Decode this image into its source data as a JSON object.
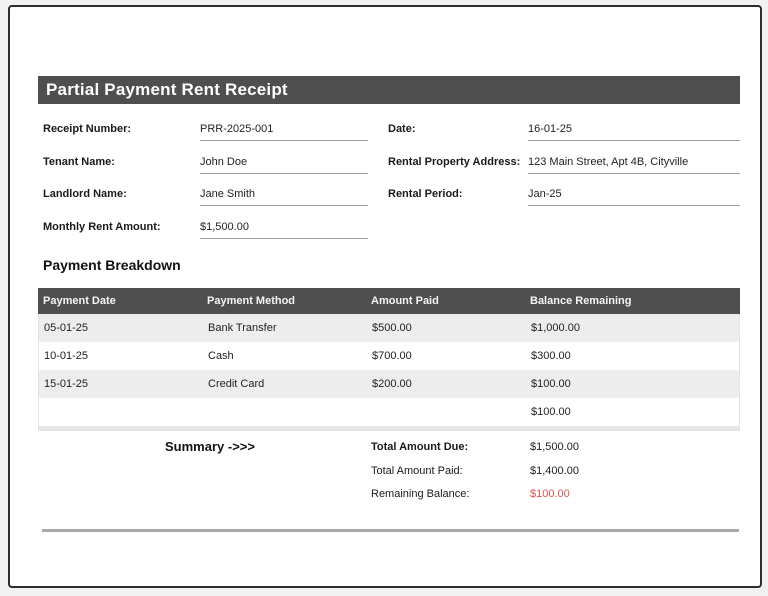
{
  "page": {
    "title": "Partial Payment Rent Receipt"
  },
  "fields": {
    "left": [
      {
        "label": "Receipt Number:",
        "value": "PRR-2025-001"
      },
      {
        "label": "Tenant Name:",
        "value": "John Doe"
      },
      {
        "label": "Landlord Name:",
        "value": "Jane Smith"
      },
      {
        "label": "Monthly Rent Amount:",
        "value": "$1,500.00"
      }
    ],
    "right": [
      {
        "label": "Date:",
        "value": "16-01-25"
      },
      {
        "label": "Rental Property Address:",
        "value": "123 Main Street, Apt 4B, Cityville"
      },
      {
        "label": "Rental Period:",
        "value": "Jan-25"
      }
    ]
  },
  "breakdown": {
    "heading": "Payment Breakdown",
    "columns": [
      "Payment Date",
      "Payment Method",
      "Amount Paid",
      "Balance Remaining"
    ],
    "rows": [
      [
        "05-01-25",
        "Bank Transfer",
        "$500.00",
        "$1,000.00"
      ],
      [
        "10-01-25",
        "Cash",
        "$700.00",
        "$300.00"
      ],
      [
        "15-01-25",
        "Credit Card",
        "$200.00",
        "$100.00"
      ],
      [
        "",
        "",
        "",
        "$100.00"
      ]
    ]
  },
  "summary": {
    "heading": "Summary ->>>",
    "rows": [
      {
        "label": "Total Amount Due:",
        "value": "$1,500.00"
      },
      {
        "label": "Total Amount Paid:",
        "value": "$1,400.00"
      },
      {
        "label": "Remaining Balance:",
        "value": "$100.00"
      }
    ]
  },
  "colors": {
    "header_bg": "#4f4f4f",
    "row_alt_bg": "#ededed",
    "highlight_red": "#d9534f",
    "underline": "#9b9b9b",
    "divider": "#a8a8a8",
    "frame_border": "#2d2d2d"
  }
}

==

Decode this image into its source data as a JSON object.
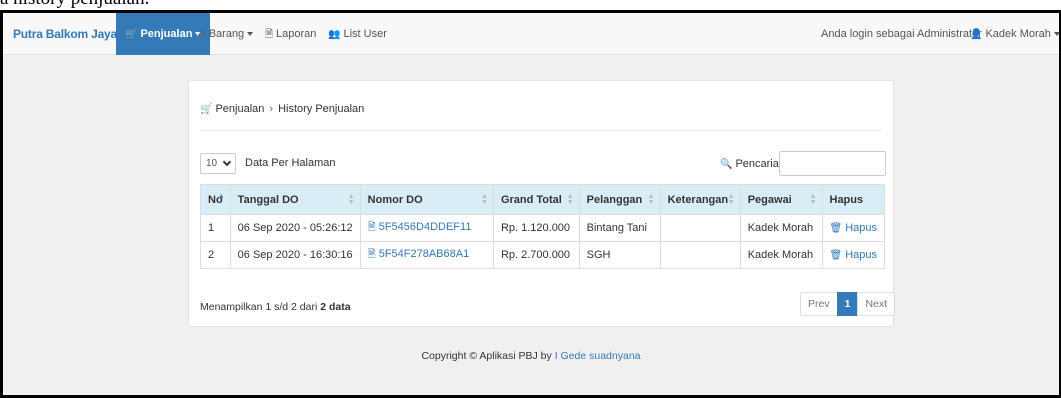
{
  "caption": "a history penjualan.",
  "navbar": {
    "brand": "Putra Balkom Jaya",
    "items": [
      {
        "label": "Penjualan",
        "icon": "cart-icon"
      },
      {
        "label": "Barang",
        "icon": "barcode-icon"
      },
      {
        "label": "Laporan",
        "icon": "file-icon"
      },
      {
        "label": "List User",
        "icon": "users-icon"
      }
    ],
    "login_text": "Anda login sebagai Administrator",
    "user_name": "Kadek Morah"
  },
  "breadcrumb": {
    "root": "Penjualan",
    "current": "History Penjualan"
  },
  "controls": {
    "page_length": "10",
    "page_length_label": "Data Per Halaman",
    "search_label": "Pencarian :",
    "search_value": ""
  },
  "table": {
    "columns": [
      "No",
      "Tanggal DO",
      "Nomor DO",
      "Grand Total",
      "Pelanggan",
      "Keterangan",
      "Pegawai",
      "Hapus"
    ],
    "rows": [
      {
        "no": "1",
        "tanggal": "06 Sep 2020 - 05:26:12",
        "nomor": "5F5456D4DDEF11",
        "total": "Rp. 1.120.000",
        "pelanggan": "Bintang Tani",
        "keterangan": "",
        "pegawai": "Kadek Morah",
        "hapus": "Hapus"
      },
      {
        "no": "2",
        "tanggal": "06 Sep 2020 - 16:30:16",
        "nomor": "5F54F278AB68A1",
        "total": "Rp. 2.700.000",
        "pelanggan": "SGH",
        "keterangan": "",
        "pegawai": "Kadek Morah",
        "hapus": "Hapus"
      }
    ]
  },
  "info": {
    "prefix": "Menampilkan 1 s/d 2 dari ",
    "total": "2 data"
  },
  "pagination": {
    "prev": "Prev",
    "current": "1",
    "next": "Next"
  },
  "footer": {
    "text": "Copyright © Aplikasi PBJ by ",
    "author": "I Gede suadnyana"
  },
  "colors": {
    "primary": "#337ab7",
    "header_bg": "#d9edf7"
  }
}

_INSTRUCTION_. Copy every line of the listing containing the string "current".

_TASK OUTPUT_.
    "current": "History Penjualan"
    "current": "1",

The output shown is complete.